## Requirements
Take every line from the listing below that contains "background".

## Materials provided
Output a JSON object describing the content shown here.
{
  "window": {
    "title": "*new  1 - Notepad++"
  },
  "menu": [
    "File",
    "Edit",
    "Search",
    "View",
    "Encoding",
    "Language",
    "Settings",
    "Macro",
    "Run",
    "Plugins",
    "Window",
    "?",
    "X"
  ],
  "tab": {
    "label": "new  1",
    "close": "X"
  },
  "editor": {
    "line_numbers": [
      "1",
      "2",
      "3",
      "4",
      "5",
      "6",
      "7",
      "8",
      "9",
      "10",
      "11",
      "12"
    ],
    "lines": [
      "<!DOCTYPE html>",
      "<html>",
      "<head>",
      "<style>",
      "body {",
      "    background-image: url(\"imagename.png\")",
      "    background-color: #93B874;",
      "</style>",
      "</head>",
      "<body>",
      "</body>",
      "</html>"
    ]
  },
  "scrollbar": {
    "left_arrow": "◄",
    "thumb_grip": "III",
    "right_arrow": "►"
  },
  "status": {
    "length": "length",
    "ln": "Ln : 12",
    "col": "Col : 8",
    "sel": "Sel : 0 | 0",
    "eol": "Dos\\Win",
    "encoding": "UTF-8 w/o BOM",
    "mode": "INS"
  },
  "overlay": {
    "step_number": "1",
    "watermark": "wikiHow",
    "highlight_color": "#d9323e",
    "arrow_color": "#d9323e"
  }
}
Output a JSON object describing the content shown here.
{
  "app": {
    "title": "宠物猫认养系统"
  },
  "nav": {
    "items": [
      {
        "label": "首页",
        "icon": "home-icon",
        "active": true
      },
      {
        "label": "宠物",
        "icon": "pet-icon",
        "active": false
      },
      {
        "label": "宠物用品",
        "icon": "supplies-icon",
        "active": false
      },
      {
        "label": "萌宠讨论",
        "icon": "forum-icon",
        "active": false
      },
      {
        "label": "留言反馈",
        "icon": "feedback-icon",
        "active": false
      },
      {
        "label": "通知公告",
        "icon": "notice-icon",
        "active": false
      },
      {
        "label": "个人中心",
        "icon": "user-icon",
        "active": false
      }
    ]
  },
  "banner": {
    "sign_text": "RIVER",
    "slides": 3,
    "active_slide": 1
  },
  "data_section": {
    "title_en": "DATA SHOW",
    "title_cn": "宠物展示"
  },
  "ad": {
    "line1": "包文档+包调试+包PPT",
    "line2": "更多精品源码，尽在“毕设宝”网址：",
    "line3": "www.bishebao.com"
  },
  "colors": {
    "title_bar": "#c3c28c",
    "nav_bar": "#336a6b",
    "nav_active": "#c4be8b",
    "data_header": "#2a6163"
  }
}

## Result of this exercise
      "    background-image: url(\"imagename.png\")",
      "    background-color: #93B874;",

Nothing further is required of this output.